__Dataset__:

* * * * * * * * *

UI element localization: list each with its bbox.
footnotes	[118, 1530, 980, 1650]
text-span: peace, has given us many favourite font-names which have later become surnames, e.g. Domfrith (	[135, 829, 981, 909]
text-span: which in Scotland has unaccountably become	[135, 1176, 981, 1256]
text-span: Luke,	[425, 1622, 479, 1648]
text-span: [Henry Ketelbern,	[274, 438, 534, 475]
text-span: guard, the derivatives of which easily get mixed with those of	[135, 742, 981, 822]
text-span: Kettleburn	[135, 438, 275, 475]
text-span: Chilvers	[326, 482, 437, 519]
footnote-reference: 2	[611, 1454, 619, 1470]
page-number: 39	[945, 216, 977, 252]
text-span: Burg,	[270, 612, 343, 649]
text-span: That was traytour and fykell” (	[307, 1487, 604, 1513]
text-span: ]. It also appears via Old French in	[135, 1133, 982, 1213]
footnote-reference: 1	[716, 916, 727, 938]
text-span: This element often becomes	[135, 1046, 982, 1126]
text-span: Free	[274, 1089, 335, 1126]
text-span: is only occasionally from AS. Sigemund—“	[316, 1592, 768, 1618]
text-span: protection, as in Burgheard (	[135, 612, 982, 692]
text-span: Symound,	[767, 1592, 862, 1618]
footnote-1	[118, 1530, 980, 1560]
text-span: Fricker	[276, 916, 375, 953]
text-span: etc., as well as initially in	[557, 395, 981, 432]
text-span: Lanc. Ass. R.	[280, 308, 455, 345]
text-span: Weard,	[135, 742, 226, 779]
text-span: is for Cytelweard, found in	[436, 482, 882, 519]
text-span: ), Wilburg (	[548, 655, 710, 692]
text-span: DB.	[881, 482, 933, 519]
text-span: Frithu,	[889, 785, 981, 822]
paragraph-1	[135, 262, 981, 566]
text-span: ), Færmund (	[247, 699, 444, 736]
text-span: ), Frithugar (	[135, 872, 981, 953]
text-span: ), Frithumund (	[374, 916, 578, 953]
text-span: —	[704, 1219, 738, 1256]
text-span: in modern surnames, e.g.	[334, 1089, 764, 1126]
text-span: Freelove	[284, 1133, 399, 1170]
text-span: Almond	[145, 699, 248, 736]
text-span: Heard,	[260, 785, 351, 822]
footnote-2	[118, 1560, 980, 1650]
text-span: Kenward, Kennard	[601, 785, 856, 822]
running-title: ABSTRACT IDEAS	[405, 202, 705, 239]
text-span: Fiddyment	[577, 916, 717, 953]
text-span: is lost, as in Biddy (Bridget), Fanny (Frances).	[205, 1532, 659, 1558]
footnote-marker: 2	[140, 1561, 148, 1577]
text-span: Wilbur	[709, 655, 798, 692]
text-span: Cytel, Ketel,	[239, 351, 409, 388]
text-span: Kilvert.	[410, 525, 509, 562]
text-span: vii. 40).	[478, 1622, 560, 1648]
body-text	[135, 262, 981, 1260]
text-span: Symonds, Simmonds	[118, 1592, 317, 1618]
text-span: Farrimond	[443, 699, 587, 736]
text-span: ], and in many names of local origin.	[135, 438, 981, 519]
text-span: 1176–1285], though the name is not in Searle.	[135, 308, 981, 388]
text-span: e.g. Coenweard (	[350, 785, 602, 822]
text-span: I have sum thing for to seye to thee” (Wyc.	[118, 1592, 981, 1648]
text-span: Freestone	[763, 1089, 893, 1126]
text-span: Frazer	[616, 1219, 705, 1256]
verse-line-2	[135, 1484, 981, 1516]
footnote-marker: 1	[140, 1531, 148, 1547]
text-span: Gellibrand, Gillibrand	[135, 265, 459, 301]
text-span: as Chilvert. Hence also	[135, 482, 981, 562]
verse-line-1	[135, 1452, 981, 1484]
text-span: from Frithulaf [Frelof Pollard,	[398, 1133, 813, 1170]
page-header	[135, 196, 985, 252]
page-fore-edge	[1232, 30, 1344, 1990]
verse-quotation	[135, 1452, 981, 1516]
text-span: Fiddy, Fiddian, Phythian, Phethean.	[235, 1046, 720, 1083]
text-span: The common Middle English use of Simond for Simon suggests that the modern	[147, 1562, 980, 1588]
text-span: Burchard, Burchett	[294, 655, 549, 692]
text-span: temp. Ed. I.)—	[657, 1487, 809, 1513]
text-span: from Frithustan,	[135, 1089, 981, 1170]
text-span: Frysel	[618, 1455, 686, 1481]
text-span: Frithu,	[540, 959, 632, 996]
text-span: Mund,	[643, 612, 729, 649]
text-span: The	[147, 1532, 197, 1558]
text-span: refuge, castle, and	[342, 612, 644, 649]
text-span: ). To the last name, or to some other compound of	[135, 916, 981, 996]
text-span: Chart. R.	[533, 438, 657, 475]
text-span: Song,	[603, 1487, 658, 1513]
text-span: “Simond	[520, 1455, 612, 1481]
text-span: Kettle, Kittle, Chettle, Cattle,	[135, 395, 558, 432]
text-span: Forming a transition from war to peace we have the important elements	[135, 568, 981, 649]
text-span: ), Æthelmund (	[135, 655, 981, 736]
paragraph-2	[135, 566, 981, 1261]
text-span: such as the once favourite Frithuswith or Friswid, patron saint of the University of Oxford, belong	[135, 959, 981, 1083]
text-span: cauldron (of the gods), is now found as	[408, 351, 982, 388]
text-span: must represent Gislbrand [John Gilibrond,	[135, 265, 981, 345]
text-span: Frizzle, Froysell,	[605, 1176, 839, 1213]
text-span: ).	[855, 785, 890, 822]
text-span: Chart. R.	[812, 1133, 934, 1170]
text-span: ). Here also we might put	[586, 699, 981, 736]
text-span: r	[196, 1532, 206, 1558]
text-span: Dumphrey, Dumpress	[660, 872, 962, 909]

* * * * * * * * *

Reproduce the records above line for line, keeping every character, space, and number unchanged.

__Solution for this exercise__:
UI element localization: list each with its bbox.
footnotes	[118, 1530, 980, 1650]
text-span: peace, has given us many favourite font-names which have later become surnames, e.g. Domfrith (	[135, 829, 981, 909]
text-span: which in Scotland has unaccountably become	[135, 1176, 981, 1256]
text-span: Luke,	[425, 1622, 479, 1648]
text-span: [Henry Ketelbern,	[274, 438, 534, 475]
text-span: guard, the derivatives of which easily get mixed with those of	[135, 742, 981, 822]
text-span: Kettleburn	[135, 438, 275, 475]
text-span: Chilvers	[326, 482, 437, 519]
footnote-reference: 2	[611, 1454, 619, 1470]
page-number: 39	[945, 216, 977, 252]
text-span: Burg,	[270, 612, 343, 649]
text-span: That was traytour and fykell” (	[307, 1487, 604, 1513]
text-span: ]. It also appears via Old French in	[135, 1133, 982, 1213]
footnote-reference: 1	[716, 916, 727, 938]
text-span: This element often becomes	[135, 1046, 982, 1126]
text-span: Free	[274, 1089, 335, 1126]
text-span: is only occasionally from AS. Sigemund—“	[316, 1592, 768, 1618]
text-span: protection, as in Burgheard (	[135, 612, 982, 692]
text-span: Symound,	[767, 1592, 862, 1618]
footnote-1	[118, 1530, 980, 1560]
text-span: Fricker	[276, 916, 375, 953]
text-span: etc., as well as initially in	[557, 395, 981, 432]
text-span: Lanc. Ass. R.	[280, 308, 455, 345]
text-span: Weard,	[135, 742, 226, 779]
text-span: is for Cytelweard, found in	[436, 482, 882, 519]
text-span: ), Wilburg (	[548, 655, 710, 692]
text-span: DB.	[881, 482, 933, 519]
text-span: Frithu,	[889, 785, 981, 822]
paragraph-1	[135, 262, 981, 566]
text-span: ), Færmund (	[247, 699, 444, 736]
text-span: ), Frithugar (	[135, 872, 981, 953]
text-span: ), Frithumund (	[374, 916, 578, 953]
text-span: —	[704, 1219, 738, 1256]
text-span: in modern surnames, e.g.	[334, 1089, 764, 1126]
text-span: Freelove	[284, 1133, 399, 1170]
text-span: Almond	[145, 699, 248, 736]
text-span: Heard,	[260, 785, 351, 822]
footnote-2	[118, 1560, 980, 1650]
text-span: Kenward, Kennard	[601, 785, 856, 822]
running-title: ABSTRACT IDEAS	[405, 202, 705, 239]
text-span: Fiddyment	[577, 916, 717, 953]
text-span: is lost, as in Biddy (Bridget), Fanny (Frances).	[205, 1532, 659, 1558]
footnote-marker: 2	[140, 1561, 148, 1577]
text-span: Wilbur	[709, 655, 798, 692]
text-span: Cytel, Ketel,	[239, 351, 409, 388]
text-span: Kilvert.	[410, 525, 509, 562]
text-span: vii. 40).	[478, 1622, 560, 1648]
body-text	[135, 262, 981, 1260]
text-span: Symonds, Simmonds	[118, 1592, 317, 1618]
text-span: Farrimond	[443, 699, 587, 736]
text-span: ], and in many names of local origin.	[135, 438, 981, 519]
text-span: 1176–1285], though the name is not in Searle.	[135, 308, 981, 388]
text-span: e.g. Coenweard (	[350, 785, 602, 822]
text-span: I have sum thing for to seye to thee” (Wyc.	[118, 1592, 981, 1648]
text-span: Freestone	[763, 1089, 893, 1126]
text-span: Frazer	[616, 1219, 705, 1256]
verse-line-2	[135, 1484, 981, 1516]
footnote-marker: 1	[140, 1531, 148, 1547]
text-span: Gellibrand, Gillibrand	[135, 265, 459, 301]
text-span: as Chilvert. Hence also	[135, 482, 981, 562]
verse-line-1	[135, 1452, 981, 1484]
text-span: from Frithulaf [Frelof Pollard,	[398, 1133, 813, 1170]
page-header	[135, 196, 985, 252]
page-fore-edge	[1232, 30, 1344, 1990]
verse-quotation	[135, 1452, 981, 1516]
text-span: Fiddy, Fiddian, Phythian, Phethean.	[235, 1046, 720, 1083]
text-span: The common Middle English use of Simond for Simon suggests that the modern	[147, 1562, 980, 1588]
text-span: Burchard, Burchett	[294, 655, 549, 692]
text-span: temp. Ed. I.)—	[657, 1487, 809, 1513]
text-span: from Frithustan,	[135, 1089, 981, 1170]
text-span: Frysel	[618, 1455, 686, 1481]
text-span: Frithu,	[540, 959, 632, 996]
text-span: Mund,	[643, 612, 729, 649]
text-span: The	[147, 1532, 197, 1558]
text-span: refuge, castle, and	[342, 612, 644, 649]
text-span: ). To the last name, or to some other compound of	[135, 916, 981, 996]
text-span: Chart. R.	[533, 438, 657, 475]
text-span: Song,	[603, 1487, 658, 1513]
text-span: “Simond	[520, 1455, 612, 1481]
text-span: Kettle, Kittle, Chettle, Cattle,	[135, 395, 558, 432]
text-span: Forming a transition from war to peace we have the important elements	[135, 568, 981, 649]
text-span: ), Æthelmund (	[135, 655, 981, 736]
paragraph-2	[135, 566, 981, 1261]
text-span: such as the once favourite Frithuswith or Friswid, patron saint of the University of Oxford, belong	[135, 959, 981, 1083]
text-span: cauldron (of the gods), is now found as	[408, 351, 982, 388]
text-span: must represent Gislbrand [John Gilibrond,	[135, 265, 981, 345]
text-span: Frizzle, Froysell,	[605, 1176, 839, 1213]
text-span: ).	[855, 785, 890, 822]
text-span: Chart. R.	[812, 1133, 934, 1170]
text-span: ). Here also we might put	[586, 699, 981, 736]
text-span: r	[196, 1532, 206, 1558]
text-span: Dumphrey, Dumpress	[660, 872, 962, 909]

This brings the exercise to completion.